■ Task statement ■
List all the lines in these records that hold "Center".

● ● ● ● ● ● ●

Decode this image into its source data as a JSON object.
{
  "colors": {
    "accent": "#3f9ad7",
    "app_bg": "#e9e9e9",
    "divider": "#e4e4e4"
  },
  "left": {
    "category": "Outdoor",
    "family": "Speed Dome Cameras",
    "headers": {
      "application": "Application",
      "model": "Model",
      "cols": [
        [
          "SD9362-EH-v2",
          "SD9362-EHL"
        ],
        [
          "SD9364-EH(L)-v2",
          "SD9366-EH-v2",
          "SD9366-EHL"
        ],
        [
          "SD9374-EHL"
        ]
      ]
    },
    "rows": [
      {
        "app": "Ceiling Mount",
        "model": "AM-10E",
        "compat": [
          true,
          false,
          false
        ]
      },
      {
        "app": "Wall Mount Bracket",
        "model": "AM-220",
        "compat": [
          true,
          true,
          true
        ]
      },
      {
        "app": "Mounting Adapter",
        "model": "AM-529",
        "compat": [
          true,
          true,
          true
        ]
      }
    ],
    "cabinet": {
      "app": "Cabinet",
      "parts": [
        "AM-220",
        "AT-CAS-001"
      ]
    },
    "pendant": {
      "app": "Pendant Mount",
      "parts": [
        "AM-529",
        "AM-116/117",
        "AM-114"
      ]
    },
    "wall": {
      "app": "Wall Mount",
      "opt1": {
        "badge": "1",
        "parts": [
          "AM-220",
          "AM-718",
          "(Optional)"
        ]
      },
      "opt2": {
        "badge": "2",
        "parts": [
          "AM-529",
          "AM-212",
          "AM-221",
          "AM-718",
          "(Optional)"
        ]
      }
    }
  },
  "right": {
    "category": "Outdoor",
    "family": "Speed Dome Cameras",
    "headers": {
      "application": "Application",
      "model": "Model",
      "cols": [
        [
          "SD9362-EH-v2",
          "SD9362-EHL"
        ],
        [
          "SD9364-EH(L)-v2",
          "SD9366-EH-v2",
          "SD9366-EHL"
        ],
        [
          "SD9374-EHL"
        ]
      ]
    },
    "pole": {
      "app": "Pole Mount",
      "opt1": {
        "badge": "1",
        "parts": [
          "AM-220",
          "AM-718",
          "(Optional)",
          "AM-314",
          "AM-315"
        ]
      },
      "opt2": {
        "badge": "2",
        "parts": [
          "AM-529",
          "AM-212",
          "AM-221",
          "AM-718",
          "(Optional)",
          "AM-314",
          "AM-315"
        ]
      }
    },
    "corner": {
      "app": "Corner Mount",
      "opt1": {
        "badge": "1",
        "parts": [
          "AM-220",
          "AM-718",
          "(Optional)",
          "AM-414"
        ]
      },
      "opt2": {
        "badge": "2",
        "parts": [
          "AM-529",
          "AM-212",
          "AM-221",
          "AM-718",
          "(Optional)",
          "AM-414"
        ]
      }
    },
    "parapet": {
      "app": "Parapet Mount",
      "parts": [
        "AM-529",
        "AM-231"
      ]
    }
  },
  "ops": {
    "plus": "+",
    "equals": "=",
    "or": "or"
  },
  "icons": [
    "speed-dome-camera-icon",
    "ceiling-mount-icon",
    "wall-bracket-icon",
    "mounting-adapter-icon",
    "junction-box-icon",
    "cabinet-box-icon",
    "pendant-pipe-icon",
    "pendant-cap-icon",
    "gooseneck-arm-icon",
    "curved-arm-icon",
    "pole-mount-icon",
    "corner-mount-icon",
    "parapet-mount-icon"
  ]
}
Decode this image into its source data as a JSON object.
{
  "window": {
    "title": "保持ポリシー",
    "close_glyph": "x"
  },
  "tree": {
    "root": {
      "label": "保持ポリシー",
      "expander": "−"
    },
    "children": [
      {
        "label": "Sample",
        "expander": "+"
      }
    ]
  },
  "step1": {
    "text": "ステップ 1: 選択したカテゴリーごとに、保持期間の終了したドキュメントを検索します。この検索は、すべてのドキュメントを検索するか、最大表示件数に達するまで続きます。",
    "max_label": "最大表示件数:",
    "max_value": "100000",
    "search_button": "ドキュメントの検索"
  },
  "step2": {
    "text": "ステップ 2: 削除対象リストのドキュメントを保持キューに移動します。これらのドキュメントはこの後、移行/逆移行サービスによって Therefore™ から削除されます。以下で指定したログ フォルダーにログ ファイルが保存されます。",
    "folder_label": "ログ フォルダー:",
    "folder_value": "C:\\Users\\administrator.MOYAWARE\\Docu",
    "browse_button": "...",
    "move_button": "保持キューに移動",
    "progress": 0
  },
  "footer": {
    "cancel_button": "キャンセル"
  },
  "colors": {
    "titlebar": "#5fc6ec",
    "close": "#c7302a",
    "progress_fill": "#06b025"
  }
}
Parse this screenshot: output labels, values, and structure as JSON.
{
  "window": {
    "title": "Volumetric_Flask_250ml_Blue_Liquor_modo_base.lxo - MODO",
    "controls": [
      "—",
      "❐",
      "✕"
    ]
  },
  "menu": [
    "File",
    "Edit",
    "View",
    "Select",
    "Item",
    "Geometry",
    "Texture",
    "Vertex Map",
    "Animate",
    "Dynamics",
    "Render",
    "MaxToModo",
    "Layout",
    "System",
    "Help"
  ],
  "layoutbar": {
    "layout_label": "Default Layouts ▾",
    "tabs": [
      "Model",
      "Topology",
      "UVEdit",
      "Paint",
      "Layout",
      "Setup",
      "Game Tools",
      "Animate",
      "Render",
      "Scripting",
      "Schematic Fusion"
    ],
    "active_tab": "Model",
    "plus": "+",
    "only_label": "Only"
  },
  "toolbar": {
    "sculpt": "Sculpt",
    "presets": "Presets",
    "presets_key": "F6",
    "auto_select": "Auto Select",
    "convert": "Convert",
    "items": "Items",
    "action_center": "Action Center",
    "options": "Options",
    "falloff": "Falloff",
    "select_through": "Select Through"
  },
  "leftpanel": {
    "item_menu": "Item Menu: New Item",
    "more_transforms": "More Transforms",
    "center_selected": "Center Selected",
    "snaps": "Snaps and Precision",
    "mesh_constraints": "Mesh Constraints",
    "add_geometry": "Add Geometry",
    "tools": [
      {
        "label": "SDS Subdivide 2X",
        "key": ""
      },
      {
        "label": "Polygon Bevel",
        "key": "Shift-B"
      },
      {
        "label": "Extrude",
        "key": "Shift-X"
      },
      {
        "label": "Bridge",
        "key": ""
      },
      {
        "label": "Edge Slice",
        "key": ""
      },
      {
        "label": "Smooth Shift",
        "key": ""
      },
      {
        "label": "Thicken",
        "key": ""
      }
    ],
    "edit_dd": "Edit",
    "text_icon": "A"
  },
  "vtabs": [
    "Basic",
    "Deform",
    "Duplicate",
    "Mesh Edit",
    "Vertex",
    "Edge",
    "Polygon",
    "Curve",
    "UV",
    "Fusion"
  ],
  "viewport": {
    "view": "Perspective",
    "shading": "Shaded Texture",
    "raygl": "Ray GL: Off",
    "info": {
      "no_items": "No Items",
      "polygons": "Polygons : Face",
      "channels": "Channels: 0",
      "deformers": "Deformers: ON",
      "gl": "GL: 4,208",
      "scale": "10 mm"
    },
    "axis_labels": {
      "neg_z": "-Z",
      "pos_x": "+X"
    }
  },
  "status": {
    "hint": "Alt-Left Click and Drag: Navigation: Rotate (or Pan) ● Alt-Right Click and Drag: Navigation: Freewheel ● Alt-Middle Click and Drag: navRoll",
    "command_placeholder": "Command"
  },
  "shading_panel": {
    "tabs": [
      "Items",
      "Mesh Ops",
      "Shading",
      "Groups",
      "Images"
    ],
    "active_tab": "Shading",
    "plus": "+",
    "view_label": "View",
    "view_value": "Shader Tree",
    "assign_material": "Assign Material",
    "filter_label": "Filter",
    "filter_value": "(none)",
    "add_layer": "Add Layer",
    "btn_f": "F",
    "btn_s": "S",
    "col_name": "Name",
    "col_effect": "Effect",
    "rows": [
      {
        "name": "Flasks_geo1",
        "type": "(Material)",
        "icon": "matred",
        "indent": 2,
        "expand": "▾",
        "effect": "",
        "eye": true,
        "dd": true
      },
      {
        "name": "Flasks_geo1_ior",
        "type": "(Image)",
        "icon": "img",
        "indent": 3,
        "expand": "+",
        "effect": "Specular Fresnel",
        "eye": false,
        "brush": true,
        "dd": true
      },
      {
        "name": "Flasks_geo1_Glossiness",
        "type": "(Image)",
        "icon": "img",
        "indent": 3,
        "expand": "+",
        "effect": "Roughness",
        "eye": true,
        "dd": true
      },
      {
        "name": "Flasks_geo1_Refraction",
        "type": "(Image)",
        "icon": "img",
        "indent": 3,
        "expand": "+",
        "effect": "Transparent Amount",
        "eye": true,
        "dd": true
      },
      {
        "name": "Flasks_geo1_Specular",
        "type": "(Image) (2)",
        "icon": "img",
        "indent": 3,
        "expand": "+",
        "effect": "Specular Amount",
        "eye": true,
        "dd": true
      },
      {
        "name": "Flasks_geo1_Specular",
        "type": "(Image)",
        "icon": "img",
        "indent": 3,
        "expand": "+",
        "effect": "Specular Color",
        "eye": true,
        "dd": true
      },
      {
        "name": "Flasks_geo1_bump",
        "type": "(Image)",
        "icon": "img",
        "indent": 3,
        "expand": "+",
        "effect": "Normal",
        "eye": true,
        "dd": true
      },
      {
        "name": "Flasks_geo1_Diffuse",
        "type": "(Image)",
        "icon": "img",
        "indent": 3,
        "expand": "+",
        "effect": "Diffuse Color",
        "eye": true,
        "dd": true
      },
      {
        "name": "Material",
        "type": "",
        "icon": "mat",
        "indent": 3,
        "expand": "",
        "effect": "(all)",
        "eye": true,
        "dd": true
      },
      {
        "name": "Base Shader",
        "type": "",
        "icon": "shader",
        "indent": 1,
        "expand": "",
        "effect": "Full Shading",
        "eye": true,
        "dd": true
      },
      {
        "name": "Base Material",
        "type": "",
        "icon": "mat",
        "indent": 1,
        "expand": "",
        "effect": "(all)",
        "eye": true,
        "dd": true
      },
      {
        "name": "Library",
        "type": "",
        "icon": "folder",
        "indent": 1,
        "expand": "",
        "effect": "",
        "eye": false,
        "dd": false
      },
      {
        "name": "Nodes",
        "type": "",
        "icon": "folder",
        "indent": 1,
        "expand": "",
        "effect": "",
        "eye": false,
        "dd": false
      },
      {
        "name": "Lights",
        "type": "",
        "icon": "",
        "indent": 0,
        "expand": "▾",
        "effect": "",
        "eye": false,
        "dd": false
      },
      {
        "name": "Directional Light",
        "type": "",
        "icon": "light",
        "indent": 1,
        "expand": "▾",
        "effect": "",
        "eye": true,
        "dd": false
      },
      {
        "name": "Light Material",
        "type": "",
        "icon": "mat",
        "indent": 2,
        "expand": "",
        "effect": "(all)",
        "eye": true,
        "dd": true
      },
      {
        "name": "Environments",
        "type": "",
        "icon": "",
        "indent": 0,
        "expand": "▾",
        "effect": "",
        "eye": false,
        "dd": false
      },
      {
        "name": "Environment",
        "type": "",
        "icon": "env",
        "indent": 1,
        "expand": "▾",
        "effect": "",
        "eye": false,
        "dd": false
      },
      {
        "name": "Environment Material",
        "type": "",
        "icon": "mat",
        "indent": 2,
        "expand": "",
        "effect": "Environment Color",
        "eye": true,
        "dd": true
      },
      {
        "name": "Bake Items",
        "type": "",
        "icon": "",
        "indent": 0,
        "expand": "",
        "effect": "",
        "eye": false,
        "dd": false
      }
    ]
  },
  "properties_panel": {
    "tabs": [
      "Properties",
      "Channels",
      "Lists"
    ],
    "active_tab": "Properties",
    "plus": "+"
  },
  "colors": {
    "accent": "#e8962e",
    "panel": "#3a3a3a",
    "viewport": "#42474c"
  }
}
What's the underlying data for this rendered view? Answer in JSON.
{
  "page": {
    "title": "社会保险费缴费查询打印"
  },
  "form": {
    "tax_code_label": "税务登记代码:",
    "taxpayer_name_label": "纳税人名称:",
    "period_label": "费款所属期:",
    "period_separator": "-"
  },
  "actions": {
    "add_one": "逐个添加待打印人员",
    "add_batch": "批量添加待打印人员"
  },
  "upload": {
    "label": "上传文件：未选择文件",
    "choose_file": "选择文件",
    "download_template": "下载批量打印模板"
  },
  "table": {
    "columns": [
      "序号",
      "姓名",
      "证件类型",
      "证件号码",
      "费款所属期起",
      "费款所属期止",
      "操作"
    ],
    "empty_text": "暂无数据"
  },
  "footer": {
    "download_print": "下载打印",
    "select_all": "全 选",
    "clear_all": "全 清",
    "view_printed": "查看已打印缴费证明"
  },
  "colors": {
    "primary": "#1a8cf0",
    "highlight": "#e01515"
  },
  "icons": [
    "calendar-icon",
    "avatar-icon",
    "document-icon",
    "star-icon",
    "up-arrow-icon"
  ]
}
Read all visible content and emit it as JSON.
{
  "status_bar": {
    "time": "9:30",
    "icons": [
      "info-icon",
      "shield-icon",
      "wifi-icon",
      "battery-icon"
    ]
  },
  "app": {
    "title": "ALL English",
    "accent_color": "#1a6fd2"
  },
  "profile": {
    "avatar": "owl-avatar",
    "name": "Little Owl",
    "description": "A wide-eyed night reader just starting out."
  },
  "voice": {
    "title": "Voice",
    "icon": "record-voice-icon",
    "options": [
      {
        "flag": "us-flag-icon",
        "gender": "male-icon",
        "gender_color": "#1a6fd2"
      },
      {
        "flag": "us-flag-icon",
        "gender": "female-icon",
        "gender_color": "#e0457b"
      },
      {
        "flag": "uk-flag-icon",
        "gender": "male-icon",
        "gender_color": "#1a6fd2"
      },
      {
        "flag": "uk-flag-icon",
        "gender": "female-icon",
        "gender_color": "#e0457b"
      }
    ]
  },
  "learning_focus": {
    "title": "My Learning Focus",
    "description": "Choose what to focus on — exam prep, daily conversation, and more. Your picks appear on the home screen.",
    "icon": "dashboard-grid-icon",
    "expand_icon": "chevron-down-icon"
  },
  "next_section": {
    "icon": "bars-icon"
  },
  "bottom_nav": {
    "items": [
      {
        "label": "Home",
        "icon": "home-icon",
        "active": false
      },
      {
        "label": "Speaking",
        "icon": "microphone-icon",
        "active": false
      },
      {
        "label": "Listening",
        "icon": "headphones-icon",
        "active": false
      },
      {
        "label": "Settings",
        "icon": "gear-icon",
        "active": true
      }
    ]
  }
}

● ● ● ● ● ● ●

■ Answer for this exercise ■
    "action_center": "Action Center",
    "center_selected": "Center Selected",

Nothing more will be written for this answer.